# [RECORDS PROVIDED]
· · · · ·
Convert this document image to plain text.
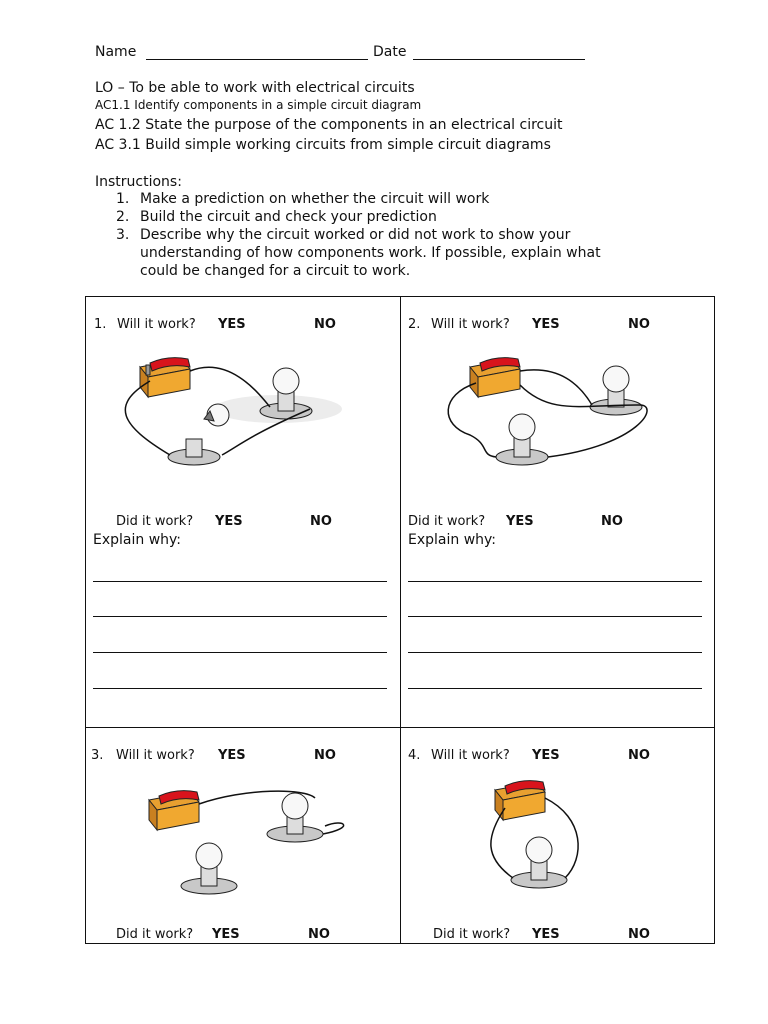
Name	Date
LO – To be able to work with electrical circuits
AC1.1 Identify components in a simple circuit diagram
AC 1.2 State the purpose of the components in an electrical circuit
AC 3.1 Build simple working circuits from simple circuit diagrams
Instructions:
1. Make a prediction on whether the circuit will work
2. Build the circuit and check your prediction
3. Describe why the circuit worked or did not work to show your
understanding of how components work. If possible, explain what
could be changed for a circuit to work.
1. Will it work? YES	NO
Did it work? YES	NO
Explain why:
2. Will it work? YES	NO
Did it work? YES	NO
Explain why:
3. Will it work? YES	NO
Did it work? YES	NO
4. Will it work? YES	NO
Did it work? YES	NO
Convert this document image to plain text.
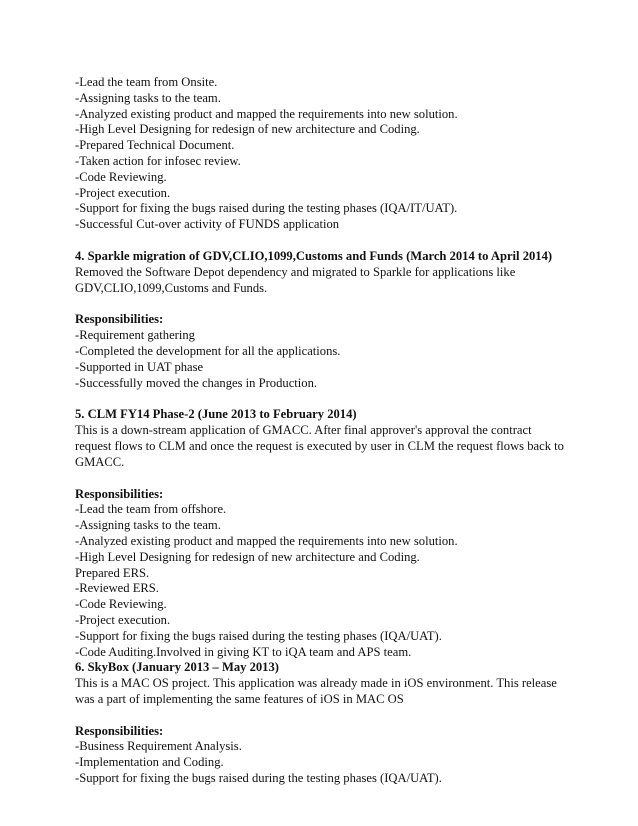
-Lead the team from Onsite.
-Assigning tasks to the team.
-Analyzed existing product and mapped the requirements into new solution.
-High Level Designing for redesign of new architecture and Coding.
-Prepared Technical Document.
-Taken action for infosec review.
-Code Reviewing.
-Project execution.
-Support for fixing the bugs raised during the testing phases (IQA/IT/UAT).
-Successful Cut-over activity of FUNDS application
4. Sparkle migration of GDV,CLIO,1099,Customs and Funds (March 2014 to April 2014)
Removed the Software Depot dependency and migrated to Sparkle for applications like
GDV,CLIO,1099,Customs and Funds.
Responsibilities:
-Requirement gathering
-Completed the development for all the applications.
-Supported in UAT phase
-Successfully moved the changes in Production.
5. CLM FY14 Phase-2 (June 2013 to February 2014)
This is a down-stream application of GMACC. After final approver's approval the contract
request flows to CLM and once the request is executed by user in CLM the request flows back to
GMACC.
Responsibilities:
-Lead the team from offshore.
-Assigning tasks to the team.
-Analyzed existing product and mapped the requirements into new solution.
-High Level Designing for redesign of new architecture and Coding.
Prepared ERS.
-Reviewed ERS.
-Code Reviewing.
-Project execution.
-Support for fixing the bugs raised during the testing phases (IQA/UAT).
-Code Auditing.Involved in giving KT to iQA team and APS team.
6. SkyBox (January 2013 – May 2013)
This is a MAC OS project. This application was already made in iOS environment. This release
was a part of implementing the same features of iOS in MAC OS
Responsibilities:
-Business Requirement Analysis.
-Implementation and Coding.
-Support for fixing the bugs raised during the testing phases (IQA/UAT).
· · · · ·
# [DESCRIPTION OF THE TASK]
All of the material above should be reproduced exactly, except the pictures.

# [EXERCISE RESPONSE]
Convert this document image to plain text.
Name	Date
LO – To be able to work with electrical circuits
AC1.1 Identify components in a simple circuit diagram
AC 1.2 State the purpose of the components in an electrical circuit
AC 3.1 Build simple working circuits from simple circuit diagrams
Instructions:
1. Make a prediction on whether the circuit will work
2. Build the circuit and check your prediction
3. Describe why the circuit worked or did not work to show your
understanding of how components work. If possible, explain what
could be changed for a circuit to work.
1. Will it work? YES	NO
Did it work? YES	NO
Explain why:
2. Will it work? YES	NO
Did it work? YES	NO
Explain why:
3. Will it work? YES	NO
Did it work? YES	NO
4. Will it work? YES	NO
Did it work? YES	NO
Convert this document image to plain text.
-Lead the team from Onsite.
-Assigning tasks to the team.
-Analyzed existing product and mapped the requirements into new solution.
-High Level Designing for redesign of new architecture and Coding.
-Prepared Technical Document.
-Taken action for infosec review.
-Code Reviewing.
-Project execution.
-Support for fixing the bugs raised during the testing phases (IQA/IT/UAT).
-Successful Cut-over activity of FUNDS application
4. Sparkle migration of GDV,CLIO,1099,Customs and Funds (March 2014 to April 2014)
Removed the Software Depot dependency and migrated to Sparkle for applications like
GDV,CLIO,1099,Customs and Funds.
Responsibilities:
-Requirement gathering
-Completed the development for all the applications.
-Supported in UAT phase
-Successfully moved the changes in Production.
5. CLM FY14 Phase-2 (June 2013 to February 2014)
This is a down-stream application of GMACC. After final approver's approval the contract
request flows to CLM and once the request is executed by user in CLM the request flows back to
GMACC.
Responsibilities:
-Lead the team from offshore.
-Assigning tasks to the team.
-Analyzed existing product and mapped the requirements into new solution.
-High Level Designing for redesign of new architecture and Coding.
Prepared ERS.
-Reviewed ERS.
-Code Reviewing.
-Project execution.
-Support for fixing the bugs raised during the testing phases (IQA/UAT).
-Code Auditing.Involved in giving KT to iQA team and APS team.
6. SkyBox (January 2013 – May 2013)
This is a MAC OS project. This application was already made in iOS environment. This release
was a part of implementing the same features of iOS in MAC OS
Responsibilities:
-Business Requirement Analysis.
-Implementation and Coding.
-Support for fixing the bugs raised during the testing phases (IQA/UAT).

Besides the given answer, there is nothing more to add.